** Start Material supplied **

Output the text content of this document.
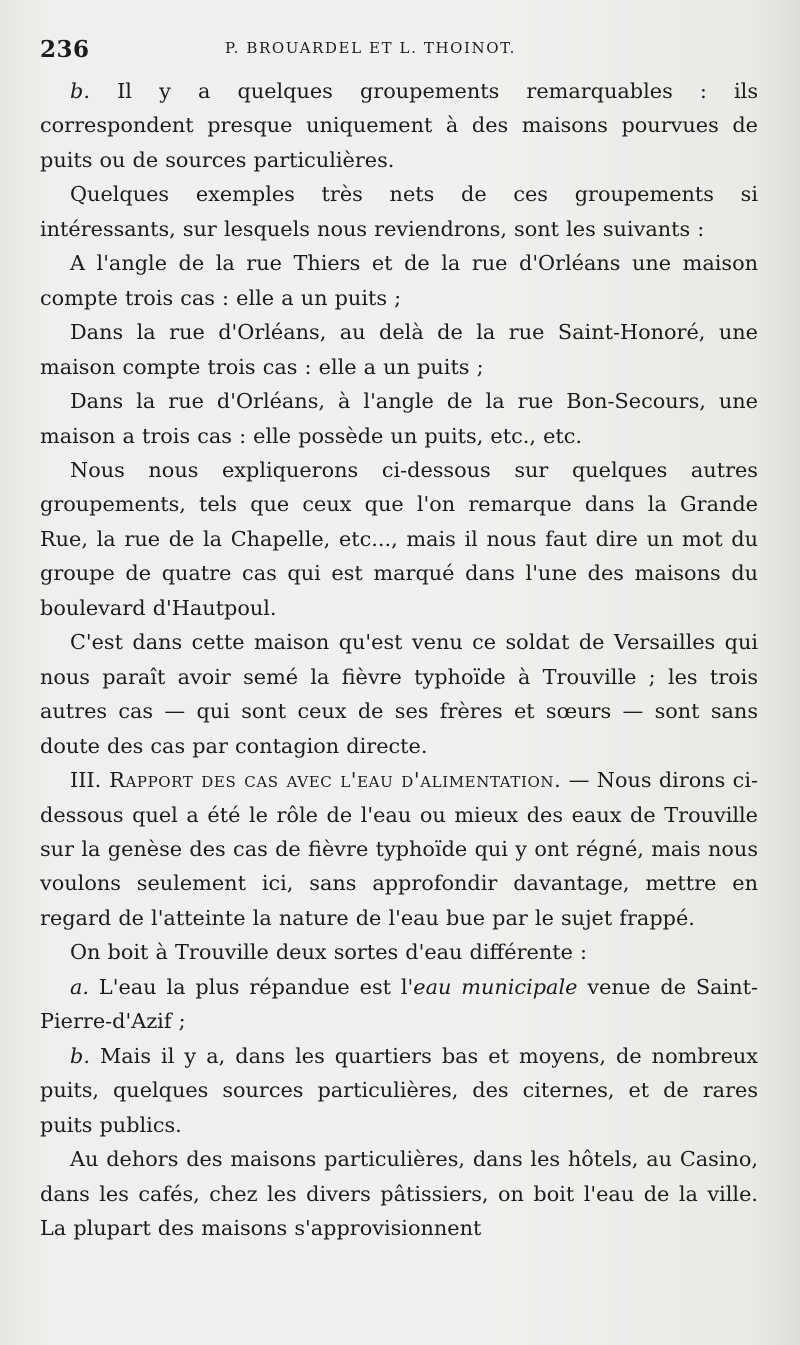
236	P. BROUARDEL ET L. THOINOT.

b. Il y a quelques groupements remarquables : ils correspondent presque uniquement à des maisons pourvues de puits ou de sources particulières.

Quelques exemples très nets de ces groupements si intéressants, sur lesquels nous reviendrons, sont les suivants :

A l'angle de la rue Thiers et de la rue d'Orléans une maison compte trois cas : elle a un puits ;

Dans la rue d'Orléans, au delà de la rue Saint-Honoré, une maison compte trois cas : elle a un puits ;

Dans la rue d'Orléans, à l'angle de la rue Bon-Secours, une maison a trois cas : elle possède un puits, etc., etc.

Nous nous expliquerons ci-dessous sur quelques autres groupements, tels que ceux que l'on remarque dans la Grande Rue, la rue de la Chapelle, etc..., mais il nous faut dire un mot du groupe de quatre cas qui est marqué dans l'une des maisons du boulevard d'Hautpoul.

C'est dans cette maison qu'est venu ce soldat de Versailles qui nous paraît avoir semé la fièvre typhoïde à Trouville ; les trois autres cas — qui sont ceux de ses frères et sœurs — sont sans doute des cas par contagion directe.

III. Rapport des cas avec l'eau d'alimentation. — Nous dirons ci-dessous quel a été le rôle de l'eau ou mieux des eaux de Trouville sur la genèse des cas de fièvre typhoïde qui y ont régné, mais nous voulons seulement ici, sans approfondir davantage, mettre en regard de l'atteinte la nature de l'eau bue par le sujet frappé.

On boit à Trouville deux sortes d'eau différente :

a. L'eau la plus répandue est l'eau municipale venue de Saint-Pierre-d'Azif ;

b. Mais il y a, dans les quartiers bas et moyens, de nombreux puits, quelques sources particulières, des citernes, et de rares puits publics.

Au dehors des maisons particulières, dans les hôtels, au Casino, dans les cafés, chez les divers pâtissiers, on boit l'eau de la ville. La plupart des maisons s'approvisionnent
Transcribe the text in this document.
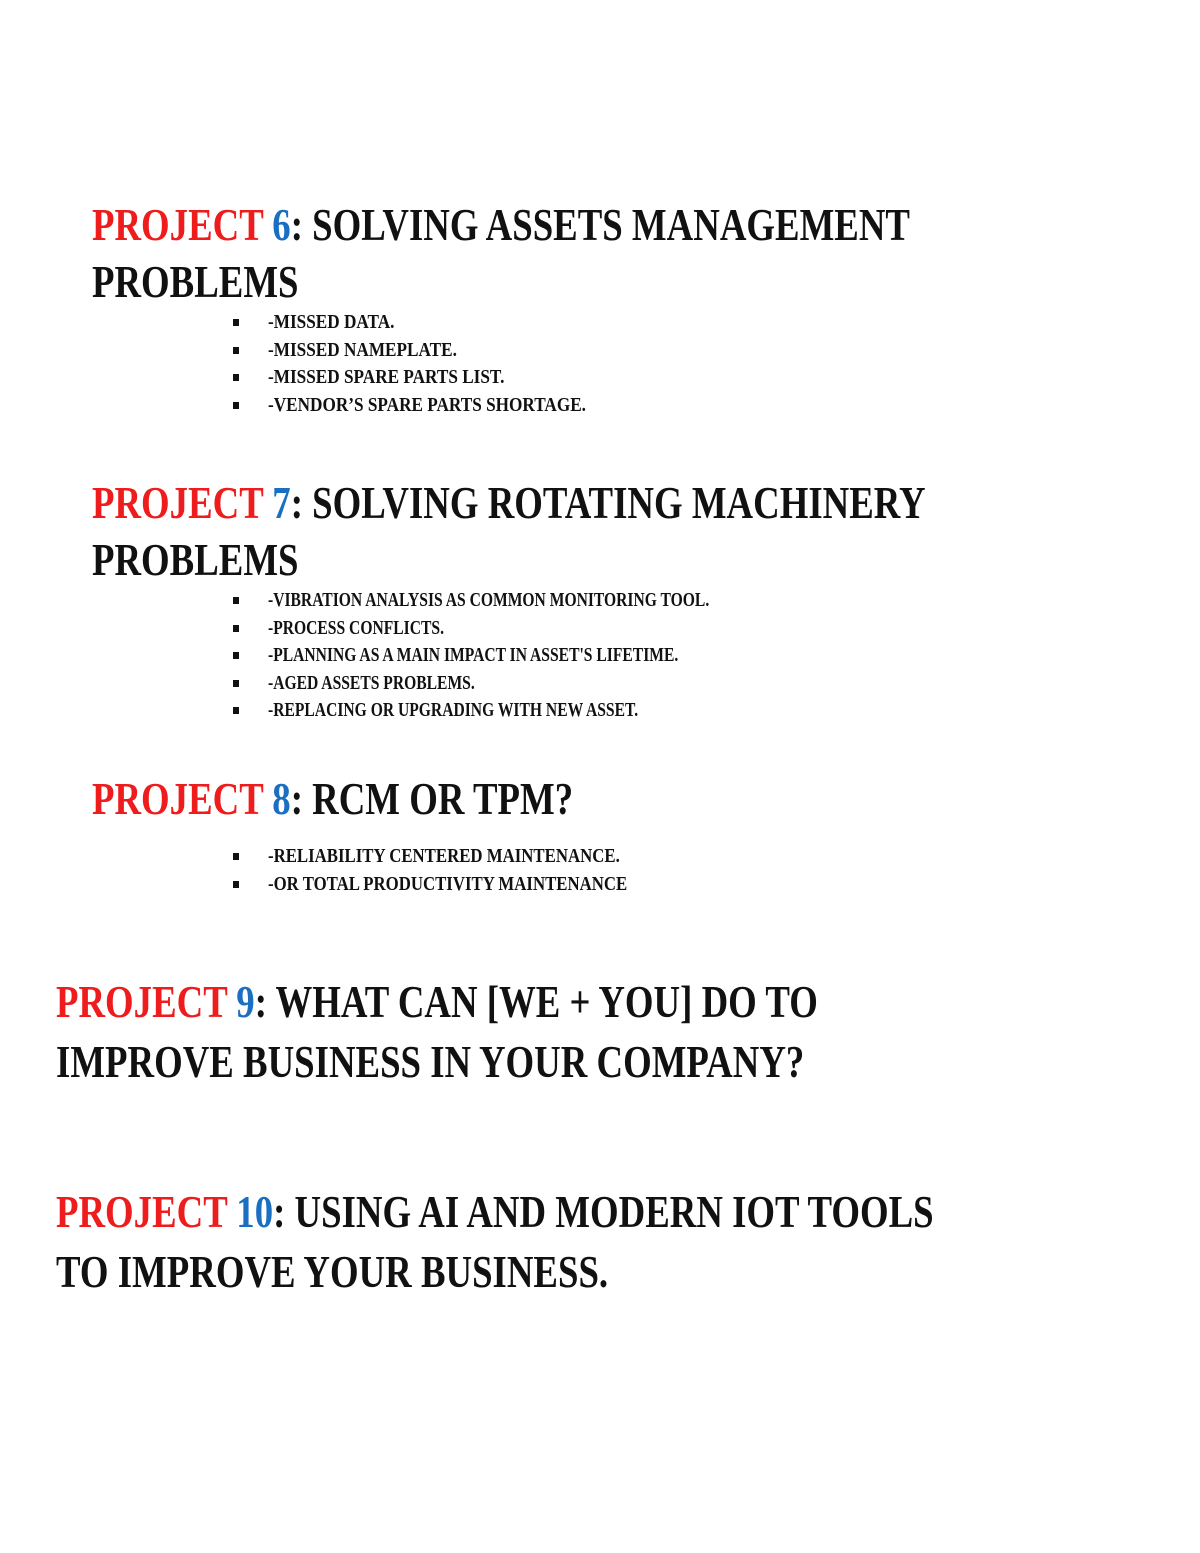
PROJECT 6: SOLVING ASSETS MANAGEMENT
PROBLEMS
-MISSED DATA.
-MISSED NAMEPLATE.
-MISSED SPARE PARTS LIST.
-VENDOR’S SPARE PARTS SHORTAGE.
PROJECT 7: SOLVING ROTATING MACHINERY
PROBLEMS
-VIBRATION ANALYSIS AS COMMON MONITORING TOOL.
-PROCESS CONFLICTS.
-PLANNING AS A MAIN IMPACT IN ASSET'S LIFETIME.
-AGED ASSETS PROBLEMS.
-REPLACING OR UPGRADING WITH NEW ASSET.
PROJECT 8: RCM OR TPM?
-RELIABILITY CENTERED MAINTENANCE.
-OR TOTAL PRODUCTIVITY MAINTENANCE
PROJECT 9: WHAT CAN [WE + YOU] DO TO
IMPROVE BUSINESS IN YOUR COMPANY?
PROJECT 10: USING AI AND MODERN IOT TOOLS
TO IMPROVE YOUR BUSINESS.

** End Material supplied **

**Task instructions:** Extract lines where the string "IMPROVE" occurs.

**Answer for this exercise:**
IMPROVE BUSINESS IN YOUR COMPANY?
TO IMPROVE YOUR BUSINESS.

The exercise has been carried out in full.